Factory Basics: Constructing TwoPoint Objects

Version ?env:FIRECROWN_VERSION

Authors

Marc Paterno

Sandro Vitenti

Purpose of this Document

This tutorial explains how to use the TwoPointFactory to construct TwoPoint objects from metadata and optional data. This is the core mechanism for building likelihood objects, regardless of whether your metadata came from generators or SACC files.

For conceptual background, see Two-Point Framework.

The Role of TwoPointFactory

The TwoPointFactory automates the construction of TwoPoint likelihood objects. It:

Inspects metadata to determine what types of measurements are involved
Delegates to source factories (e.g., WeakLensingFactory, NumberCountsFactory) based on measurement types
Applies modeling choices including systematics and nuisance parameters
Produces ready-to-use TwoPoint objects that can compute theory predictions or evaluate likelihoods

Input: Metadata ± Data

The factory accepts either:

Layout only (TwoPointHarmonic or TwoPointReal) → produces theory-only TwoPoint objects
Measurement (TwoPointMeasurement) → produces TwoPoint objects with both data and theory

The metadata can come from two sources:

Generated (Two-Point Generators): Programmatically created using Firecrown’s generators
Extracted (Loading SACC Data): Read from existing SACC files

Regardless of source, the factory treats the metadata identically.

*Supplied data*:
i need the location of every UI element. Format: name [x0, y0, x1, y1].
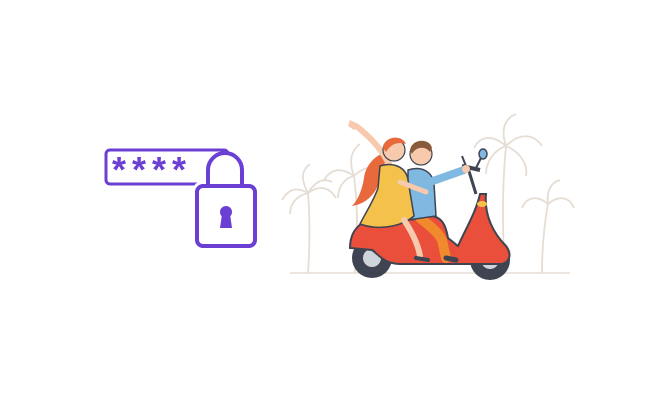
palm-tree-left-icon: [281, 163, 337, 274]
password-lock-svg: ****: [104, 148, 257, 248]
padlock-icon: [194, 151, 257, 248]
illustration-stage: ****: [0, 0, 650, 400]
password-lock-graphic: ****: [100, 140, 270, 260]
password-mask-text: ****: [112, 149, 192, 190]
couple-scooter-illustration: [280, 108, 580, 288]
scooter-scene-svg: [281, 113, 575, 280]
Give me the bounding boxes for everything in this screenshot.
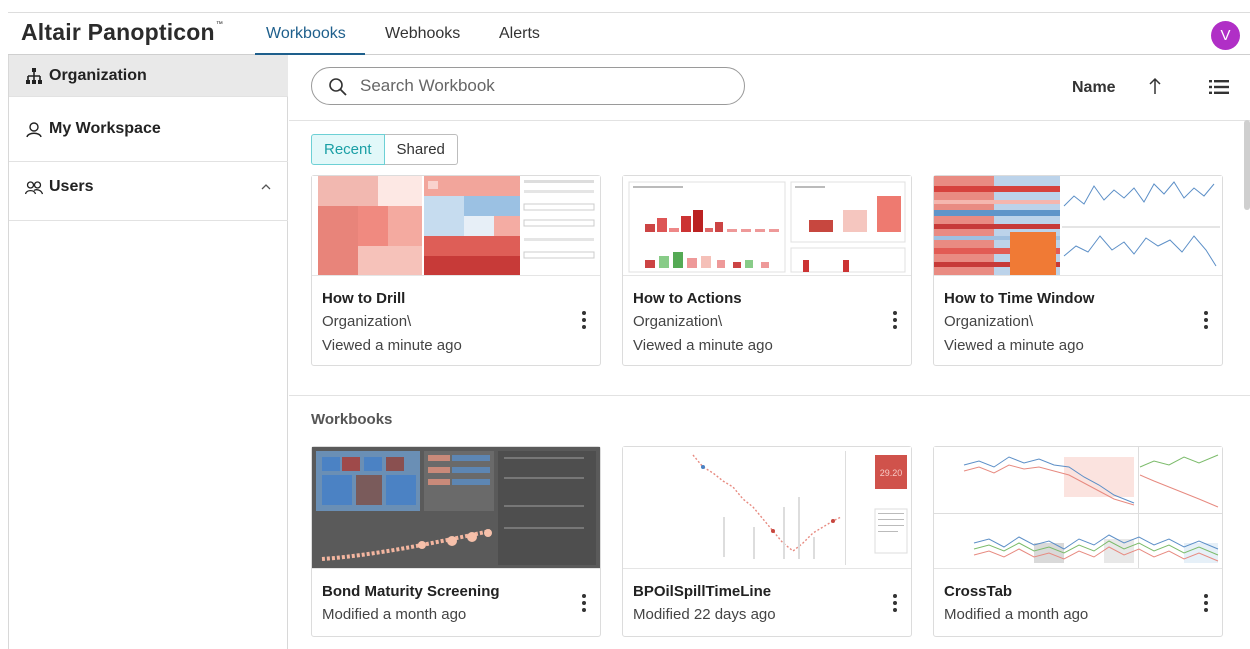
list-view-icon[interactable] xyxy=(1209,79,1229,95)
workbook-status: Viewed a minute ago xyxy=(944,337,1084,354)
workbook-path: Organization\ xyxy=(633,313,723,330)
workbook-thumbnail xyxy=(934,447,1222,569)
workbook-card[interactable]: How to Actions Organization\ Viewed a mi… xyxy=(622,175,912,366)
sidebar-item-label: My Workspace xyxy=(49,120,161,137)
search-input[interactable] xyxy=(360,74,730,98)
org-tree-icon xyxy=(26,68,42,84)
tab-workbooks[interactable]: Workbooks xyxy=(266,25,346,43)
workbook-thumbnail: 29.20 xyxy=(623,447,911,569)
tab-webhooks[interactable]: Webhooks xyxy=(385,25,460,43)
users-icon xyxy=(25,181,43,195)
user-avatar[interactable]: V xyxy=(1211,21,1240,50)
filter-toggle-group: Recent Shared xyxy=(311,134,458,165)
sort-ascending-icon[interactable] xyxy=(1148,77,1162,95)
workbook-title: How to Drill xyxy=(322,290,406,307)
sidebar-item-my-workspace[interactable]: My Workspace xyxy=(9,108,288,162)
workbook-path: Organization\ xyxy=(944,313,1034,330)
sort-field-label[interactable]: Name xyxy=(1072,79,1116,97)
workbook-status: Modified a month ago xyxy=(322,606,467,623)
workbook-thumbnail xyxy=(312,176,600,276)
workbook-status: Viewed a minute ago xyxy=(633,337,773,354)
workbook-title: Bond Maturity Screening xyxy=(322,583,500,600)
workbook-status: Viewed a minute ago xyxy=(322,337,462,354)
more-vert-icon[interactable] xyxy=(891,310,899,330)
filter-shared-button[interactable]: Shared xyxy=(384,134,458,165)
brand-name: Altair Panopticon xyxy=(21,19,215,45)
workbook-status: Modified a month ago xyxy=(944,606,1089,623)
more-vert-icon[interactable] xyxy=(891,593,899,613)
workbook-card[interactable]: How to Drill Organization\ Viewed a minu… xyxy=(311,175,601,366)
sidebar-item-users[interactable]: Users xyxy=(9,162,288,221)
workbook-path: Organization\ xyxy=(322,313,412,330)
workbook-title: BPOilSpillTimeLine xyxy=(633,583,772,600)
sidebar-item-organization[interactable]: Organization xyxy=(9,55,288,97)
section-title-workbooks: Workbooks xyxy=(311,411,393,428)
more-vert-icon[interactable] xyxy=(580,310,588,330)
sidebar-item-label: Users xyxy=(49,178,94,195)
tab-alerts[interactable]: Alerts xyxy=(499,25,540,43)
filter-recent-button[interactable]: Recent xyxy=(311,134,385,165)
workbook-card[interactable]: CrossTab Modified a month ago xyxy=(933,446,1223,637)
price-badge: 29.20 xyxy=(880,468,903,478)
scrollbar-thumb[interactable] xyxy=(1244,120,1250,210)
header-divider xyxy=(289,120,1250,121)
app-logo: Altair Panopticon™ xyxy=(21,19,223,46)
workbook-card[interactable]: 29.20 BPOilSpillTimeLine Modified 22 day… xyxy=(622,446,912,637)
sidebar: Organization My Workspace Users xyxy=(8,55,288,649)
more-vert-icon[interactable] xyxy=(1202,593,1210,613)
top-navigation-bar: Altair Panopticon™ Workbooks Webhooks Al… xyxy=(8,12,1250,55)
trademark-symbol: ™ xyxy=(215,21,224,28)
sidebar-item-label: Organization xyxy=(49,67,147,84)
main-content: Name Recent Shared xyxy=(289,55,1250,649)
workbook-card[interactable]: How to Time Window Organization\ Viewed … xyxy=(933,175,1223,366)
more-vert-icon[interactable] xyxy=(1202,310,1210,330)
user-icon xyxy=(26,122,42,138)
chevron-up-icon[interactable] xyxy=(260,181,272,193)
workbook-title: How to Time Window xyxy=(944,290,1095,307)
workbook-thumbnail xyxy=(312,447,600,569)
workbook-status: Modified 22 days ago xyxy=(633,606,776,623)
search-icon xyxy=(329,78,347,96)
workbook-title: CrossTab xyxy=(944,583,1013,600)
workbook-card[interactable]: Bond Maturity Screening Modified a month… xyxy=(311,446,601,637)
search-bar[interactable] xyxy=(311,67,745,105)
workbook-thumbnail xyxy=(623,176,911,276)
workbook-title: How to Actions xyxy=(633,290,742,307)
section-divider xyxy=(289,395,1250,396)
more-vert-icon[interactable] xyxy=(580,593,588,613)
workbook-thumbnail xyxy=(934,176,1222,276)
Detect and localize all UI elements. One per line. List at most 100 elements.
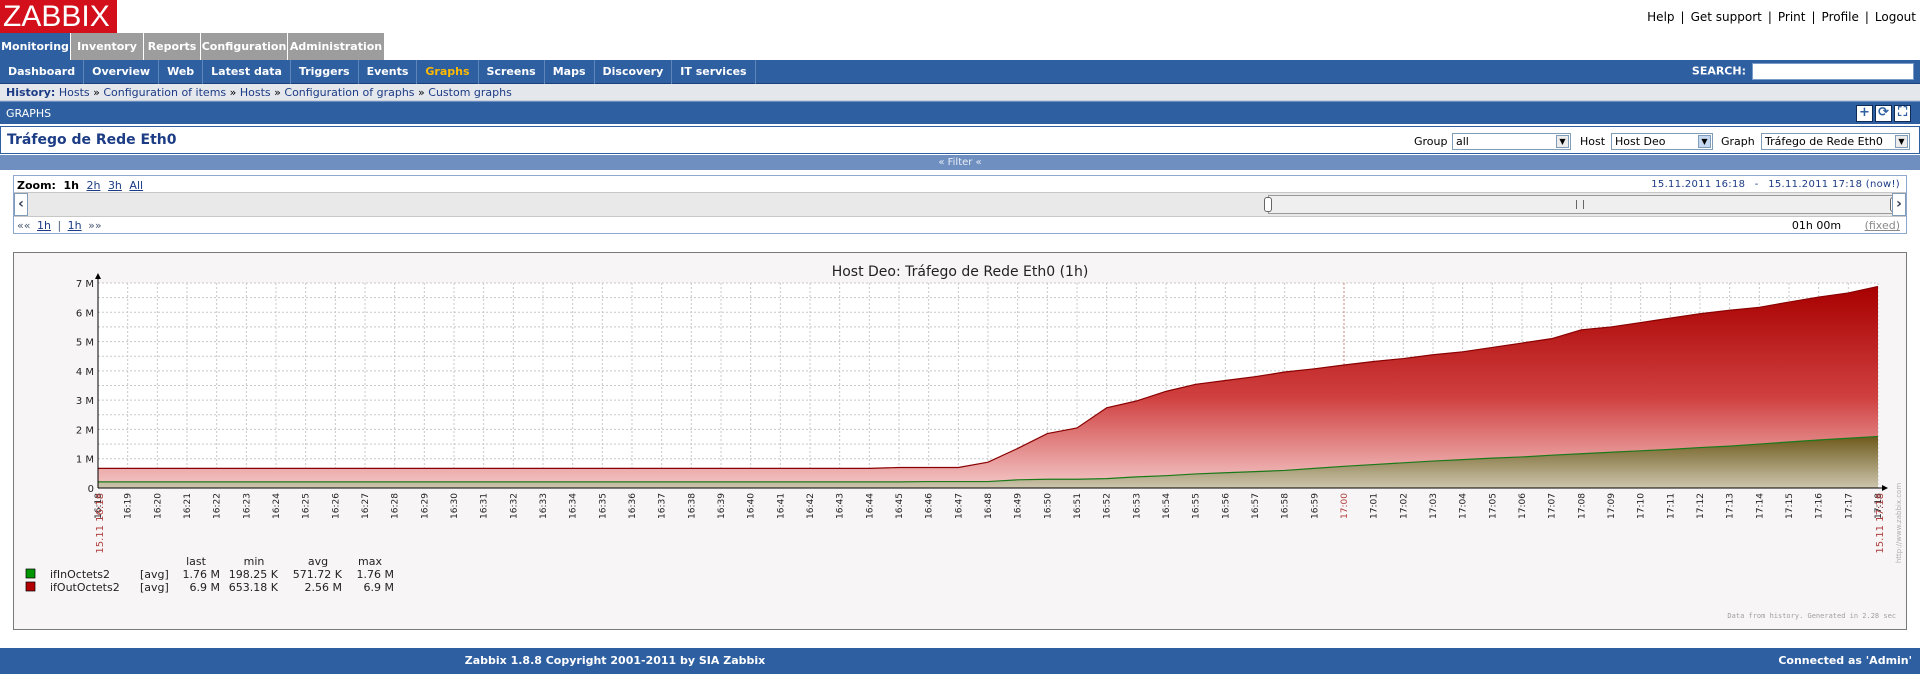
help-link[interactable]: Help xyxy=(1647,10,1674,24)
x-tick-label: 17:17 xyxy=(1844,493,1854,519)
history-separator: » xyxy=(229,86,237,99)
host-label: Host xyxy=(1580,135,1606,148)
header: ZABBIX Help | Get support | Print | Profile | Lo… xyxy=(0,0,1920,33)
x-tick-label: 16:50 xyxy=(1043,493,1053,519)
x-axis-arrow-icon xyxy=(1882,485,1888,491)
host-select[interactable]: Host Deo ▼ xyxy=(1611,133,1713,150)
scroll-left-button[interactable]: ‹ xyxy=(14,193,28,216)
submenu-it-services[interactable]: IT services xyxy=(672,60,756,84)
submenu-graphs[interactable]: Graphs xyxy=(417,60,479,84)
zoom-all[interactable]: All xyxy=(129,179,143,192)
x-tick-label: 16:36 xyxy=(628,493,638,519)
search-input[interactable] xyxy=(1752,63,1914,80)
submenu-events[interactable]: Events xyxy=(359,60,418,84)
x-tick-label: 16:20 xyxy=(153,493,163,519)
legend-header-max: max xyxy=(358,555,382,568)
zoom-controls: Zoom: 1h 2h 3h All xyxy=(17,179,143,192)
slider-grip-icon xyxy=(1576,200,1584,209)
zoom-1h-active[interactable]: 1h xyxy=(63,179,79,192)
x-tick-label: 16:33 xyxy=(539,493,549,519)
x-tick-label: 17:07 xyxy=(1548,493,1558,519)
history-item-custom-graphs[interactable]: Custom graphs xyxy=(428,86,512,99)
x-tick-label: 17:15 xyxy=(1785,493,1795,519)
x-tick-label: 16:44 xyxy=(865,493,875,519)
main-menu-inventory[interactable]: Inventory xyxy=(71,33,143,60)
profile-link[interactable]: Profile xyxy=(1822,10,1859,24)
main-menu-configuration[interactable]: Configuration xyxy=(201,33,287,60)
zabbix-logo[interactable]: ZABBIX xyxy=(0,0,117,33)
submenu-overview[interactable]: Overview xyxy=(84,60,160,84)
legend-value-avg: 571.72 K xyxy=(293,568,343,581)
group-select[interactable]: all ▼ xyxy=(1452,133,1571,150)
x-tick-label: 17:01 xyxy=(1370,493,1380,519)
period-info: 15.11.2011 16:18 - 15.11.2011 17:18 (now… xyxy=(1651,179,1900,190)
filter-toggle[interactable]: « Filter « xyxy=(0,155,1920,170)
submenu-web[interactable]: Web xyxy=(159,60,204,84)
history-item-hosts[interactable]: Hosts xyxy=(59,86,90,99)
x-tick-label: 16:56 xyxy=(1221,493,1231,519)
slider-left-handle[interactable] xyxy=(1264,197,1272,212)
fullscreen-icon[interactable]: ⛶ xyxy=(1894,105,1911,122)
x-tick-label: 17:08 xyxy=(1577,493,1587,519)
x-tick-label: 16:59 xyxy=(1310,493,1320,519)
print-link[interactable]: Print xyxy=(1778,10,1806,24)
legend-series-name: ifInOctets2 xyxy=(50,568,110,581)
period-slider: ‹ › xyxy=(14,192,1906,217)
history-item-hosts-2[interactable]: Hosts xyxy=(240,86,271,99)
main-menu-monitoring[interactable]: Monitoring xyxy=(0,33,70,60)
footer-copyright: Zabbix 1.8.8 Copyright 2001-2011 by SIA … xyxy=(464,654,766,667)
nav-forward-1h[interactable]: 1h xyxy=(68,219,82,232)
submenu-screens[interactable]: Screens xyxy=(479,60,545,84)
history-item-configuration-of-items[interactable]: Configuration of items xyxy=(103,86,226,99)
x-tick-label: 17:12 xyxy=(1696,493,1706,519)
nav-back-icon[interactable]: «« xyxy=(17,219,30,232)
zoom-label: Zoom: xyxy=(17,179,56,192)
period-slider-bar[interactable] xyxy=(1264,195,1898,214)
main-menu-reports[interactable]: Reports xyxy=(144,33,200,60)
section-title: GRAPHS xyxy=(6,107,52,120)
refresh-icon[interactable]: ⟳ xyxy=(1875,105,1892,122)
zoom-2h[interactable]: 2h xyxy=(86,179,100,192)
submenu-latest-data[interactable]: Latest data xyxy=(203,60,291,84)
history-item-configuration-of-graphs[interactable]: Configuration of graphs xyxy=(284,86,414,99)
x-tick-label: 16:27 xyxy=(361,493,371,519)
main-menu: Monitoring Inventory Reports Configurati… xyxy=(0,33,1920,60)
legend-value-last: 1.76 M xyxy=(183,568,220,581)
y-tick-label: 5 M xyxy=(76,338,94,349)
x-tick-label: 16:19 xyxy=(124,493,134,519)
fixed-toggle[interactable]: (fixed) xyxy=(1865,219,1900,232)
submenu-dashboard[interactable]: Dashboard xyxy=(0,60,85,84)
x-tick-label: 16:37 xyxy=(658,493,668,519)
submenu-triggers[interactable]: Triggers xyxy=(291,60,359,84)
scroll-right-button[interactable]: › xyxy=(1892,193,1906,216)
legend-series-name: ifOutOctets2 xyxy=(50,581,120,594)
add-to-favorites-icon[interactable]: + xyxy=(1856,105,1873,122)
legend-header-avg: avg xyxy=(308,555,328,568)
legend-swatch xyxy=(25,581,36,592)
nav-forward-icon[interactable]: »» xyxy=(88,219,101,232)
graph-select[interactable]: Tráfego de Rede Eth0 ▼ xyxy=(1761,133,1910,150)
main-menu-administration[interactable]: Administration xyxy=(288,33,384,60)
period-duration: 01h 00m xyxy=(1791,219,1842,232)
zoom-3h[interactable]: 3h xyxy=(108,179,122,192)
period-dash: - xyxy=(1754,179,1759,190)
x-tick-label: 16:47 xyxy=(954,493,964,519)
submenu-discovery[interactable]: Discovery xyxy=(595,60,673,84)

*Required work*:
[A] According to the tutorial, what kind of TwoPoint objects does the factory produce when it is given a layout only?
[B] From the listing, pick out each line that contains the word "Organization". Case counts.

*Solution list*:
[A] Theory-only TwoPoint objects.

[B]
workbook-path: Organization\ xyxy=(633,313,723,330)
workbook-card[interactable]: How to Actions Organization\ Viewed a mi… xyxy=(622,175,912,366)
workbook-path: Organization\ xyxy=(944,313,1034,330)
workbook-card[interactable]: How to Drill Organization\ Viewed a minu… xyxy=(311,175,601,366)
workbook-path: Organization\ xyxy=(322,313,412,330)
sidebar-item-organization[interactable]: Organization xyxy=(9,55,288,97)
sidebar: Organization My Workspace Users xyxy=(8,55,288,649)
sidebar-item-label: Organization xyxy=(49,67,147,84)
workbook-card[interactable]: How to Time Window Organization\ Viewed … xyxy=(933,175,1223,366)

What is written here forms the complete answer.